● **Set exercise**:
Read the records below and copy each line that contains "from".

● **Record list**:
* begin *

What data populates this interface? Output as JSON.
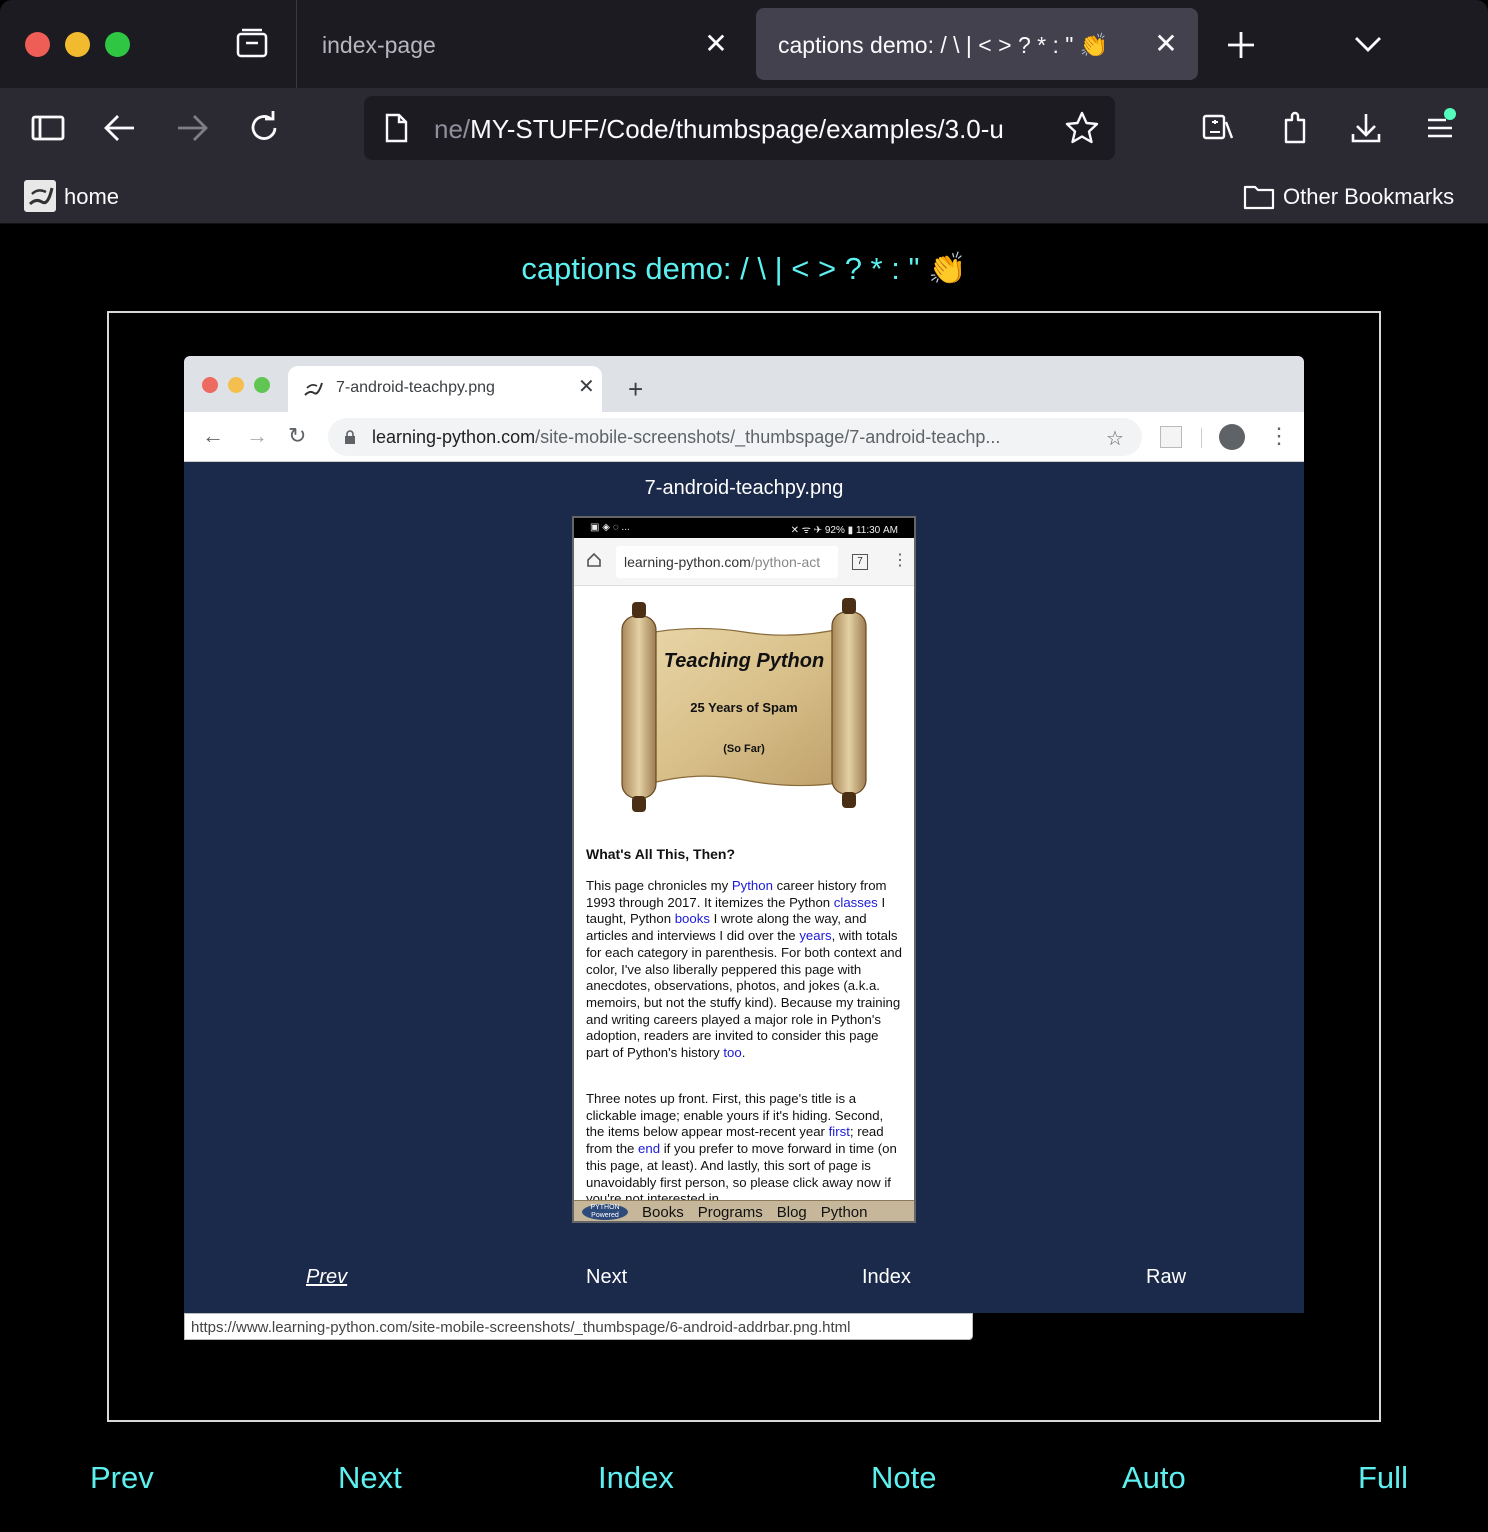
{
  "browser": {
    "tabs": [
      {
        "title": "index-page",
        "active": false
      },
      {
        "title": "captions demo: / \\ | < > ? * : \" 👏",
        "active": true
      }
    ],
    "url_dim": "ne/",
    "url_main": "MY-STUFF/Code/thumbspage/examples/3.0-u",
    "bookmarks": {
      "home": "home",
      "other": "Other Bookmarks"
    },
    "close_glyph": "✕"
  },
  "page": {
    "title": "captions demo: / \\ | < > ? * : \" 👏",
    "nav": [
      "Prev",
      "Next",
      "Index",
      "Note",
      "Auto",
      "Full"
    ]
  },
  "inner": {
    "tab_title": "7-android-teachpy.png",
    "url_host": "learning-python.com",
    "url_path": "/site-mobile-screenshots/_thumbspage/7-android-teachp...",
    "caption": "7-android-teachpy.png",
    "nav": [
      "Prev",
      "Next",
      "Index",
      "Raw"
    ],
    "status_url": "https://www.learning-python.com/site-mobile-screenshots/_thumbspage/6-android-addrbar.png.html"
  },
  "phone": {
    "status_left": "▣ ◈ ◌ ...",
    "status_right": "✕ ᯤ ✈ 92% ▮ 11:30 AM",
    "url_host": "learning-python.com",
    "url_path": "/python-act",
    "tab_count": "7",
    "scroll_title": "Teaching Python",
    "scroll_sub": "25 Years of Spam",
    "scroll_sub2": "(So Far)",
    "heading": "What's All This, Then?",
    "p1": {
      "a": "This page chronicles my ",
      "l1": "Python",
      "b": " career history from 1993 through 2017. It itemizes the Python ",
      "l2": "classes",
      "c": " I taught, Python ",
      "l3": "books",
      "d": " I wrote along the way, and articles and interviews I did over the ",
      "l4": "years",
      "e": ", with totals for each category in parenthesis. For both context and color, I've also liberally peppered this page with anecdotes, observations, photos, and jokes (a.k.a. memoirs, but not the stuffy kind). Because my training and writing careers played a major role in Python's adoption, readers are invited to consider this page part of Python's history ",
      "l5": "too",
      "f": "."
    },
    "p2": {
      "a": "Three notes up front. First, this page's title is a clickable image; enable yours if it's hiding. Second, the items below appear most-recent year ",
      "l1": "first",
      "b": "; read from the ",
      "l2": "end",
      "c": " if you prefer to move forward in time (on this page, at least). And lastly, this sort of page is unavoidably first person, so please click away now if you're not interested in"
    },
    "python_logo": "PYTHON Powered",
    "bottom_links": [
      "Books",
      "Programs",
      "Blog",
      "Python"
    ]
  }
}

* end *

● **Exercise solution**:
      "b": " career history from 1993 through 2017. It itemizes the Python ",
      "b": "; read from the ",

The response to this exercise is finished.